_Set problem_
Return the full listing exactly as it is written.

--- start ---

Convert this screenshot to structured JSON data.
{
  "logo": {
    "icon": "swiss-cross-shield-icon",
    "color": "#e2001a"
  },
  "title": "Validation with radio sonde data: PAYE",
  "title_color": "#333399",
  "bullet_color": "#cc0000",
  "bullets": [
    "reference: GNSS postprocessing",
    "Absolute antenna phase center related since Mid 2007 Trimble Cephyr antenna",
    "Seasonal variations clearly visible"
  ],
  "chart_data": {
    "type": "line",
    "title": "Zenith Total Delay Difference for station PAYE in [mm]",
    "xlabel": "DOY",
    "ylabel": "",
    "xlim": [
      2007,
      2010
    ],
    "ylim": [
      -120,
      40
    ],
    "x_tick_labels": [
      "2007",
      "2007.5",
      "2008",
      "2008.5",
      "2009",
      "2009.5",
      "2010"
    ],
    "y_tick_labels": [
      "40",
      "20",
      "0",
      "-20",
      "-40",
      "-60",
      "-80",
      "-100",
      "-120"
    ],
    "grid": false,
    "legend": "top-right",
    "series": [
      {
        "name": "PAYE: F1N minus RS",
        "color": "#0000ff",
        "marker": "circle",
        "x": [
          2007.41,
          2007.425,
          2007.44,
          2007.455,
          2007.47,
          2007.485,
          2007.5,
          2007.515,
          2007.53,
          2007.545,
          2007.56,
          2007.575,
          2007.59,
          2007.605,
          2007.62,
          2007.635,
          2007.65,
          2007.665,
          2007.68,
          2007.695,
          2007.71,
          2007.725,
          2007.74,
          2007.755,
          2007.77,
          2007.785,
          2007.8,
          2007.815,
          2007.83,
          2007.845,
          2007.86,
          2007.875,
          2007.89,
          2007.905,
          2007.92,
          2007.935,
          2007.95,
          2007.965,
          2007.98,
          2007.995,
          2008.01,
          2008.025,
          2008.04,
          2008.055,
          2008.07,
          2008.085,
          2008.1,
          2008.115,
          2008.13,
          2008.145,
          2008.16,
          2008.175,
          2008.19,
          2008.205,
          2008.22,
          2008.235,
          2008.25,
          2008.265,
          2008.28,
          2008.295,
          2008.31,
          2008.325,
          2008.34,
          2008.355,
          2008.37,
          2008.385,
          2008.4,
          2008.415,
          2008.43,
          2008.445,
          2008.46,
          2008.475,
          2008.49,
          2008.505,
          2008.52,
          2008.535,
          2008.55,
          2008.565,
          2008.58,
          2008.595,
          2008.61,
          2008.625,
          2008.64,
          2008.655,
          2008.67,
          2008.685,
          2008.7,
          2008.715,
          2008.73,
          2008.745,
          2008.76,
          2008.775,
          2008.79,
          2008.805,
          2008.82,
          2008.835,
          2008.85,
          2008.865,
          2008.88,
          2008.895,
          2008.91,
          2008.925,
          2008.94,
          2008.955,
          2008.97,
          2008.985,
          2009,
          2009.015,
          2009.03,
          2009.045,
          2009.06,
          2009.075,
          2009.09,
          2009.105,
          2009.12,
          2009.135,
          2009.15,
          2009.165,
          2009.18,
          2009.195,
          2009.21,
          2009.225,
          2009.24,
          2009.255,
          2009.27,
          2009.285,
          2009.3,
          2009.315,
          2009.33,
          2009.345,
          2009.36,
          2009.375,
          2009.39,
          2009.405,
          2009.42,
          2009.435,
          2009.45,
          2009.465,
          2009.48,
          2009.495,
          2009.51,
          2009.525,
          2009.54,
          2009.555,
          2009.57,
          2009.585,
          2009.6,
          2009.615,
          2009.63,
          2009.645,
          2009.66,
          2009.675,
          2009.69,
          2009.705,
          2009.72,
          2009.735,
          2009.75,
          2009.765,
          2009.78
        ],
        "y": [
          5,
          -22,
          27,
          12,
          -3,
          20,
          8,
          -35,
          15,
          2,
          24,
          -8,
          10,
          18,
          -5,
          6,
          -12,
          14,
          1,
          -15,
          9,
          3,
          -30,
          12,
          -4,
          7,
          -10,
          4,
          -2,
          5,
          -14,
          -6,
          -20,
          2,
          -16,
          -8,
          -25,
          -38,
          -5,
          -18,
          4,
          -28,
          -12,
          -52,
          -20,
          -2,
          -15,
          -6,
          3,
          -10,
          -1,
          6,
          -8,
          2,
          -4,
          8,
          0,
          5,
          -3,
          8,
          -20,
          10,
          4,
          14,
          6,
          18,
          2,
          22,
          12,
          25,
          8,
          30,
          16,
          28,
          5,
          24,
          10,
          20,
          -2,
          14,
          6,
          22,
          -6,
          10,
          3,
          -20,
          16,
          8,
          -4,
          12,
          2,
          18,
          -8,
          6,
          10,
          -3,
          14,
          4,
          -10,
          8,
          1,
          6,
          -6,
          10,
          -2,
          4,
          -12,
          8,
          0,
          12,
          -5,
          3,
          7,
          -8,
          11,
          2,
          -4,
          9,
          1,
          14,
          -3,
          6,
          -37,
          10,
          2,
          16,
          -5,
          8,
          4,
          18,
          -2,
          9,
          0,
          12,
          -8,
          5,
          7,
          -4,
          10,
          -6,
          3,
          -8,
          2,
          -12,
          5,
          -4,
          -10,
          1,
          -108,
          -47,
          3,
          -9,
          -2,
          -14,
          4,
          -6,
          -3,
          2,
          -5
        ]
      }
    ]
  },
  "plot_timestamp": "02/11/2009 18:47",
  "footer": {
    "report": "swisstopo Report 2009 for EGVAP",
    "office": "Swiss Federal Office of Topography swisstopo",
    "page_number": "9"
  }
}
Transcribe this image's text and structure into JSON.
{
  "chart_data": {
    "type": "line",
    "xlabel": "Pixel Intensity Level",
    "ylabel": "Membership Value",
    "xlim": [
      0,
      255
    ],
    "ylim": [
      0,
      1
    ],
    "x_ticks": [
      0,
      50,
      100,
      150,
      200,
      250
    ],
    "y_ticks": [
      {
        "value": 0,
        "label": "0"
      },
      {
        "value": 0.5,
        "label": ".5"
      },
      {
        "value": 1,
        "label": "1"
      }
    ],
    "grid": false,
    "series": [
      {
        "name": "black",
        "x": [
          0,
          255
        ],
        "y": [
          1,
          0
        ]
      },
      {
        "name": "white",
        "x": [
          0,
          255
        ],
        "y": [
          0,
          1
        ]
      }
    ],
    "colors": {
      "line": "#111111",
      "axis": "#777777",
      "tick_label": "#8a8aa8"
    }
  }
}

--- end ---

_Response below_
Convert this screenshot to structured JSON data.
{
  "logo": {
    "icon": "swiss-cross-shield-icon",
    "color": "#e2001a"
  },
  "title": "Validation with radio sonde data: PAYE",
  "title_color": "#333399",
  "bullet_color": "#cc0000",
  "bullets": [
    "reference: GNSS postprocessing",
    "Absolute antenna phase center related since Mid 2007 Trimble Cephyr antenna",
    "Seasonal variations clearly visible"
  ],
  "chart_data": {
    "type": "line",
    "title": "Zenith Total Delay Difference for station PAYE in [mm]",
    "xlabel": "DOY",
    "ylabel": "",
    "xlim": [
      2007,
      2010
    ],
    "ylim": [
      -120,
      40
    ],
    "x_tick_labels": [
      "2007",
      "2007.5",
      "2008",
      "2008.5",
      "2009",
      "2009.5",
      "2010"
    ],
    "y_tick_labels": [
      "40",
      "20",
      "0",
      "-20",
      "-40",
      "-60",
      "-80",
      "-100",
      "-120"
    ],
    "grid": false,
    "legend": "top-right",
    "series": [
      {
        "name": "PAYE: F1N minus RS",
        "color": "#0000ff",
        "marker": "circle",
        "x": [
          2007.41,
          2007.425,
          2007.44,
          2007.455,
          2007.47,
          2007.485,
          2007.5,
          2007.515,
          2007.53,
          2007.545,
          2007.56,
          2007.575,
          2007.59,
          2007.605,
          2007.62,
          2007.635,
          2007.65,
          2007.665,
          2007.68,
          2007.695,
          2007.71,
          2007.725,
          2007.74,
          2007.755,
          2007.77,
          2007.785,
          2007.8,
          2007.815,
          2007.83,
          2007.845,
          2007.86,
          2007.875,
          2007.89,
          2007.905,
          2007.92,
          2007.935,
          2007.95,
          2007.965,
          2007.98,
          2007.995,
          2008.01,
          2008.025,
          2008.04,
          2008.055,
          2008.07,
          2008.085,
          2008.1,
          2008.115,
          2008.13,
          2008.145,
          2008.16,
          2008.175,
          2008.19,
          2008.205,
          2008.22,
          2008.235,
          2008.25,
          2008.265,
          2008.28,
          2008.295,
          2008.31,
          2008.325,
          2008.34,
          2008.355,
          2008.37,
          2008.385,
          2008.4,
          2008.415,
          2008.43,
          2008.445,
          2008.46,
          2008.475,
          2008.49,
          2008.505,
          2008.52,
          2008.535,
          2008.55,
          2008.565,
          2008.58,
          2008.595,
          2008.61,
          2008.625,
          2008.64,
          2008.655,
          2008.67,
          2008.685,
          2008.7,
          2008.715,
          2008.73,
          2008.745,
          2008.76,
          2008.775,
          2008.79,
          2008.805,
          2008.82,
          2008.835,
          2008.85,
          2008.865,
          2008.88,
          2008.895,
          2008.91,
          2008.925,
          2008.94,
          2008.955,
          2008.97,
          2008.985,
          2009,
          2009.015,
          2009.03,
          2009.045,
          2009.06,
          2009.075,
          2009.09,
          2009.105,
          2009.12,
          2009.135,
          2009.15,
          2009.165,
          2009.18,
          2009.195,
          2009.21,
          2009.225,
          2009.24,
          2009.255,
          2009.27,
          2009.285,
          2009.3,
          2009.315,
          2009.33,
          2009.345,
          2009.36,
          2009.375,
          2009.39,
          2009.405,
          2009.42,
          2009.435,
          2009.45,
          2009.465,
          2009.48,
          2009.495,
          2009.51,
          2009.525,
          2009.54,
          2009.555,
          2009.57,
          2009.585,
          2009.6,
          2009.615,
          2009.63,
          2009.645,
          2009.66,
          2009.675,
          2009.69,
          2009.705,
          2009.72,
          2009.735,
          2009.75,
          2009.765,
          2009.78
        ],
        "y": [
          5,
          -22,
          27,
          12,
          -3,
          20,
          8,
          -35,
          15,
          2,
          24,
          -8,
          10,
          18,
          -5,
          6,
          -12,
          14,
          1,
          -15,
          9,
          3,
          -30,
          12,
          -4,
          7,
          -10,
          4,
          -2,
          5,
          -14,
          -6,
          -20,
          2,
          -16,
          -8,
          -25,
          -38,
          -5,
          -18,
          4,
          -28,
          -12,
          -52,
          -20,
          -2,
          -15,
          -6,
          3,
          -10,
          -1,
          6,
          -8,
          2,
          -4,
          8,
          0,
          5,
          -3,
          8,
          -20,
          10,
          4,
          14,
          6,
          18,
          2,
          22,
          12,
          25,
          8,
          30,
          16,
          28,
          5,
          24,
          10,
          20,
          -2,
          14,
          6,
          22,
          -6,
          10,
          3,
          -20,
          16,
          8,
          -4,
          12,
          2,
          18,
          -8,
          6,
          10,
          -3,
          14,
          4,
          -10,
          8,
          1,
          6,
          -6,
          10,
          -2,
          4,
          -12,
          8,
          0,
          12,
          -5,
          3,
          7,
          -8,
          11,
          2,
          -4,
          9,
          1,
          14,
          -3,
          6,
          -37,
          10,
          2,
          16,
          -5,
          8,
          4,
          18,
          -2,
          9,
          0,
          12,
          -8,
          5,
          7,
          -4,
          10,
          -6,
          3,
          -8,
          2,
          -12,
          5,
          -4,
          -10,
          1,
          -108,
          -47,
          3,
          -9,
          -2,
          -14,
          4,
          -6,
          -3,
          2,
          -5
        ]
      }
    ]
  },
  "plot_timestamp": "02/11/2009 18:47",
  "footer": {
    "report": "swisstopo Report 2009 for EGVAP",
    "office": "Swiss Federal Office of Topography swisstopo",
    "page_number": "9"
  }
}
Transcribe this image's text and structure into JSON.
{
  "chart_data": {
    "type": "line",
    "xlabel": "Pixel Intensity Level",
    "ylabel": "Membership Value",
    "xlim": [
      0,
      255
    ],
    "ylim": [
      0,
      1
    ],
    "x_ticks": [
      0,
      50,
      100,
      150,
      200,
      250
    ],
    "y_ticks": [
      {
        "value": 0,
        "label": "0"
      },
      {
        "value": 0.5,
        "label": ".5"
      },
      {
        "value": 1,
        "label": "1"
      }
    ],
    "grid": false,
    "series": [
      {
        "name": "black",
        "x": [
          0,
          255
        ],
        "y": [
          1,
          0
        ]
      },
      {
        "name": "white",
        "x": [
          0,
          255
        ],
        "y": [
          0,
          1
        ]
      }
    ],
    "colors": {
      "line": "#111111",
      "axis": "#777777",
      "tick_label": "#8a8aa8"
    }
  }
}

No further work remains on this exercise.